Kun je het stuk over de Kawasaki Z400 voortzetten, te beginnen direct na de laatste zin die er staat?

## Leestekst
⁂

Een kleine ode aan de Kawasaki Z400 (en gezien het animo rond dit topic is een ode dringggend nodig!)
Elke familie heeft wel een zwart schaap. Een familielid die de goede naam en faam van de familie besmet, besmeurt en bezoedelt en welke de rest van de familie liever kwijt dan rijk is. Zoals je grootvader met z'n ss verleden, tante Rita met haar drankverslaving of je zwakzinnige neef Hans met z'n Harley en tattoo op z’n voorhoofd. Mijn familie heeft mij. De Nederlandse showbizz heeft André Hazes Jr. De motorwereld heeft Honda. En Kawasaki? Kawasaki heeft de Z400.
Want de Z400 was, zo is toch de algemene teneur, niet Kawasaki’s ‘finest hour’. Tamme motor, tuttig uiterlijk, blok zo lek als een mandje en uitblinker in niets. Deze reputatie is echter onterecht en werd enkel de wereld in geholpen door lieden die er werkelijk niets van snappen. Ja, in 1974 - het jaar waarin de eerste Z400 op de markt kwam - had Kawasaki al zo’n twee decennia hard aan de weg getimmerd om een reputatie op te bouwen als maker van hele snelle, een tikje gestoorde motorfietsen. Denk aan het riedeltje tweetakts: 250 Samurai - 350 Avenger - 500 H1 Mach III en als klap op de vuurpijl de waanzinnige 750 H2 Mach IV.

⁂

## Aangeleverde gegevens
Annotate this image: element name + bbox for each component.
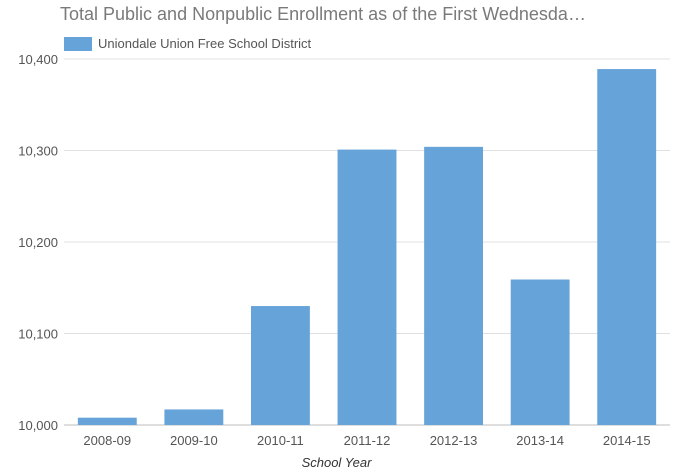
y-tick-label: 10,300 [18, 144, 58, 159]
bar-2013-14[interactable] [510, 279, 570, 425]
x-axis-title: School Year [301, 455, 372, 470]
y-tick-label: 10,200 [18, 235, 58, 250]
y-tick-label: 10,400 [18, 52, 58, 67]
x-axis-ticks: 2008-09 2009-10 2010-11 2011-12 2012-13 2013-… [83, 433, 650, 448]
bar-2009-10[interactable] [164, 409, 224, 425]
x-tick-label: 2012-13 [430, 433, 478, 448]
bar-2012-13[interactable] [424, 146, 484, 425]
x-tick-label: 2009-10 [170, 433, 218, 448]
bar-2010-11[interactable] [250, 306, 310, 425]
x-tick-label: 2008-09 [83, 433, 131, 448]
y-tick-label: 10,100 [18, 327, 58, 342]
x-tick-label: 2014-15 [603, 433, 651, 448]
bar-2011-12[interactable] [337, 149, 397, 425]
legend-label: Uniondale Union Free School District [98, 36, 312, 51]
legend-swatch [64, 36, 92, 51]
x-tick-label: 2011-12 [344, 433, 391, 448]
bar-2014-15[interactable] [597, 69, 657, 425]
chart-legend: Uniondale Union Free School District [64, 36, 311, 51]
x-tick-label: 2013-14 [516, 433, 564, 448]
x-tick-label: 2010-11 [257, 433, 304, 448]
y-axis-ticks: 10,000 10,100 10,200 10,300 10,400 [18, 52, 58, 433]
bar-2008-09[interactable] [77, 417, 137, 425]
bars [77, 69, 657, 425]
y-tick-label: 10,000 [18, 418, 58, 433]
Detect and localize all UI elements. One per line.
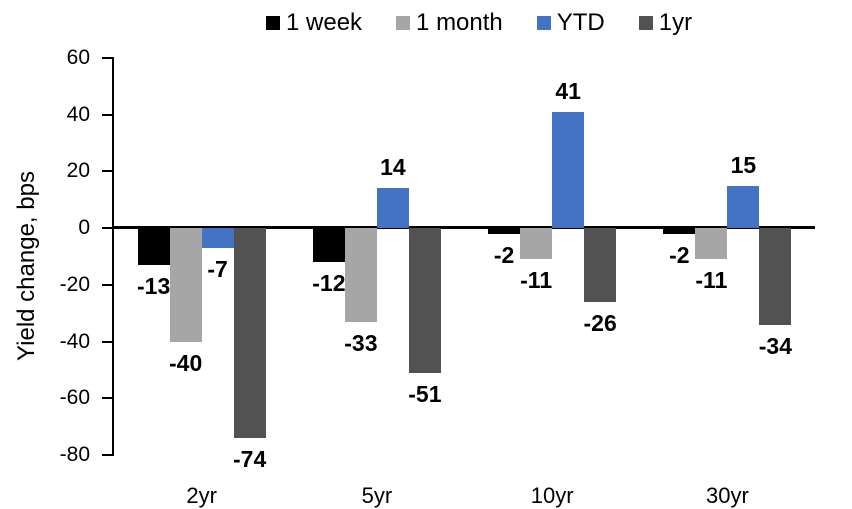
y-tick-label: 40 (66, 102, 90, 126)
legend-item-2: YTD (536, 8, 605, 38)
data-label: -33 (344, 329, 378, 356)
y-tick-label: 0 (78, 216, 90, 240)
data-label: -2 (493, 241, 515, 268)
data-label: -26 (583, 309, 617, 336)
y-tick-label: -20 (59, 272, 90, 296)
y-tick-label: -60 (59, 386, 90, 410)
bar-10yr-1-month (520, 228, 553, 260)
y-axis-tick (102, 57, 114, 59)
data-label: -11 (520, 267, 553, 294)
y-axis-tick (102, 227, 114, 230)
y-axis-tick (102, 283, 114, 286)
y-axis-tick (102, 113, 114, 116)
y-tick-label: -80 (59, 443, 90, 466)
legend-label: 1 month (416, 9, 503, 36)
bar-10yr-YTD (552, 111, 585, 229)
y-axis-tick (102, 170, 114, 173)
legend-swatch-icon (396, 16, 411, 30)
legend-label: YTD (556, 9, 605, 36)
legend-label: 1yr (658, 9, 693, 36)
y-axis-tick (102, 397, 114, 400)
bar-2yr-1-month (169, 228, 202, 342)
bar-2yr-1-week (137, 228, 170, 265)
bar-10yr-1-week (488, 228, 521, 234)
bar-30yr-1-month (695, 228, 728, 260)
legend-swatch-icon (266, 16, 280, 30)
data-label: 41 (555, 77, 581, 104)
x-category-label: 5yr (361, 483, 393, 508)
x-category-label: 2yr (186, 483, 217, 508)
data-label: -7 (207, 255, 228, 282)
data-label: -13 (137, 273, 171, 299)
legend-item-1: 1 month (396, 8, 503, 38)
x-category-label: 30yr (705, 483, 749, 508)
data-label: -12 (312, 270, 346, 297)
legend-label: 1 week (286, 9, 363, 36)
y-tick-label: 60 (66, 46, 90, 69)
data-label: -2 (669, 241, 690, 268)
bar-2yr-YTD (201, 228, 234, 248)
y-axis-tick (102, 454, 114, 456)
data-label: -40 (169, 349, 203, 376)
data-label: 14 (380, 154, 406, 181)
legend: 1 week 1 month YTD 1yr (266, 8, 692, 38)
bar-30yr-1yr (759, 228, 792, 325)
bar-5yr-1-week (312, 228, 345, 263)
legend-item-0: 1 week (266, 8, 362, 38)
y-tick-label: 20 (66, 159, 90, 183)
data-label: -51 (408, 380, 442, 407)
data-label: 15 (730, 151, 757, 178)
data-label: -34 (758, 332, 792, 359)
bar-30yr-1-week (663, 228, 696, 234)
legend-item-3: 1yr (638, 8, 693, 38)
data-label: -11 (695, 267, 728, 294)
bar-5yr-1-month (344, 228, 377, 322)
data-label: -74 (233, 445, 267, 472)
zero-axis-line (112, 226, 815, 230)
bar-5yr-YTD (376, 188, 409, 229)
plot-area: 2yr -13 -40 -7 -74 5yr -12 -33 14 -51 10yr -2 -11 41-… (102, 57, 815, 508)
legend-swatch-icon (536, 16, 551, 30)
bar-10yr-1yr (584, 228, 617, 302)
bar-5yr-1yr (408, 228, 441, 373)
y-tick-label: -40 (59, 329, 90, 353)
legend-swatch-icon (638, 16, 653, 30)
x-category-label: 10yr (530, 483, 574, 508)
bar-30yr-YTD (727, 185, 760, 229)
y-axis-tick (102, 340, 114, 343)
bar-2yr-1yr (233, 228, 266, 438)
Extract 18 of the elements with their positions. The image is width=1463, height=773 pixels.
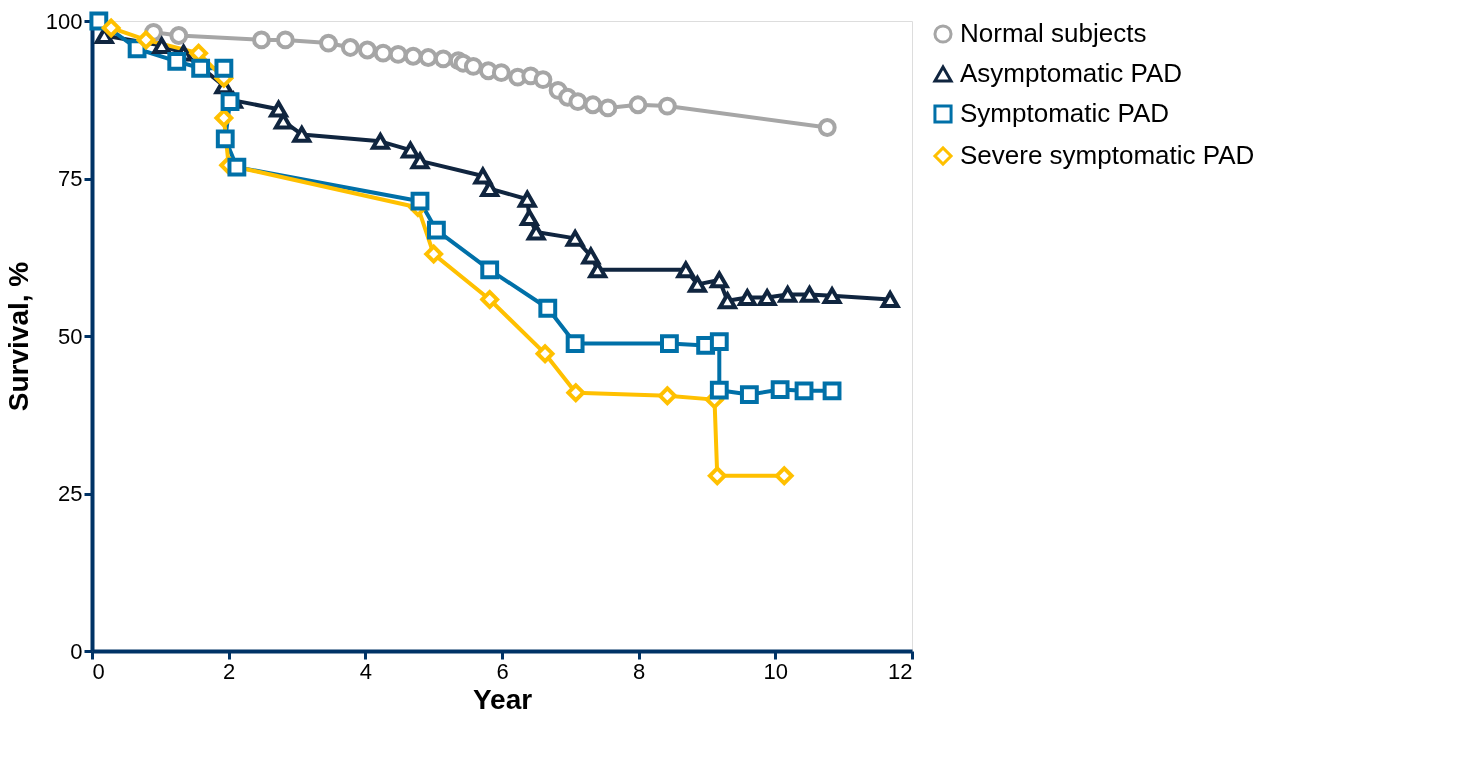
legend-label: Symptomatic PAD xyxy=(960,98,1170,128)
legend-label: Severe symptomatic PAD xyxy=(960,140,1255,170)
y-tick-label: 50 xyxy=(58,323,83,349)
x-tick-label: 8 xyxy=(633,658,646,684)
legend-label: Asymptomatic PAD xyxy=(960,58,1183,88)
x-axis-title: Year xyxy=(472,683,533,715)
y-tick-label: 25 xyxy=(58,481,83,506)
x-tick-label: 0 xyxy=(92,658,105,684)
y-axis-title: Survival, % xyxy=(2,261,34,412)
y-tick-label: 75 xyxy=(58,166,83,191)
x-tick-label: 4 xyxy=(359,658,372,684)
x-tick-label: 10 xyxy=(763,658,789,684)
y-tick-label: 0 xyxy=(70,638,83,664)
y-tick-label: 100 xyxy=(45,8,83,34)
x-tick-label: 12 xyxy=(888,658,913,684)
x-tick-label: 6 xyxy=(496,658,509,684)
x-tick-label: 2 xyxy=(223,658,236,684)
legend-label: Normal subjects xyxy=(960,18,1147,48)
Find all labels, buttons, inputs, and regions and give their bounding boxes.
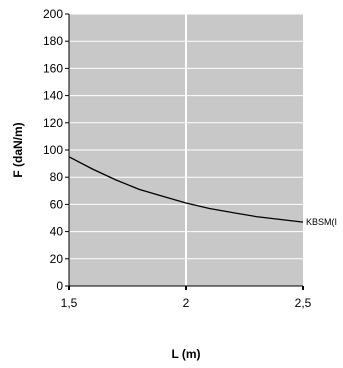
- series-line: [68, 156, 304, 223]
- y-tick-labels: 0 20 40 60 80 100 120 140 160 180 200: [43, 7, 69, 293]
- y-tick-label: 120: [43, 116, 63, 130]
- y-tick-label: 80: [50, 170, 64, 184]
- y-tick-label: 20: [50, 252, 64, 266]
- series-label: KBSM(I: [306, 217, 337, 227]
- y-axis-label: F (daN/m): [11, 122, 25, 177]
- y-tick-label: 140: [43, 89, 63, 103]
- x-tick-label: 2: [183, 296, 190, 310]
- x-axis-label: L (m): [171, 347, 200, 361]
- x-tick-labels: 1,5 2 2,5: [61, 286, 312, 310]
- y-tick-label: 60: [50, 197, 64, 211]
- y-tick-label: 200: [43, 7, 63, 21]
- y-tick-label: 0: [56, 279, 63, 293]
- series-lines: KBSM(I: [68, 156, 337, 227]
- x-tick-label: 1,5: [61, 296, 78, 310]
- y-tick-label: 40: [50, 225, 64, 239]
- x-tick-label: 2,5: [295, 296, 312, 310]
- y-tick-label: 180: [43, 34, 63, 48]
- y-tick-label: 160: [43, 61, 63, 75]
- y-tick-label: 100: [43, 143, 63, 157]
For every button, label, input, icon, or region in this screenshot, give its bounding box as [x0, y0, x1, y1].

⁂

## Resultaat
Om dan in 1972 deze reputatie met fluo te markeren, met rood te onderlijnen en van een uitroepteken te voorzien door de Z1 op de markt te brengen. In het jaar 1974 was het dan ook voor iedereen duidelijk: Kawasaki staat voor de meest performante motoren in elke klasse waarin ze aantreden.
En na al dat harde labeur, leek Kawasaki z'n zorgvuldig opgebouwde imago te grabbel te gooien, door een gebakje als de Z400 te lanceren. Let wel, de Z400 is na de Z1 pas de tweede viertakt van Kawasaki (de W-serie telt natuurlijk niet mee want BSA kloon, en een Meguro, geen Kawasaki)(van zwarte schapen gesproken). Waarom dan toch die Z400, Kawasaki, why, perché, warum?
Wel, dat zit zo: met de komst van de Z1 was het concept “motorfiets” voorlopig wel voldoende uitontwikkeld. De Britse industrie hing in de touwen, de Duitsers bleven stug hun boxerzooi bouwen (best visionair: BMW besefte toen al dat heelder volksstammen babyboomers vanaf het jaar 2000 massaal op de GS’en en RT’s zou gaan rijden - dus BMW moest de boxer tot die tijd in leven houden) en de Italianen bouwden tussen de diverse stakingen door wel af en toe een mooie fiets, maar met het Italiaanse arbeidsethos bedien je natuurlijk geen mondiaal en exponentieel groeiende motormarkt.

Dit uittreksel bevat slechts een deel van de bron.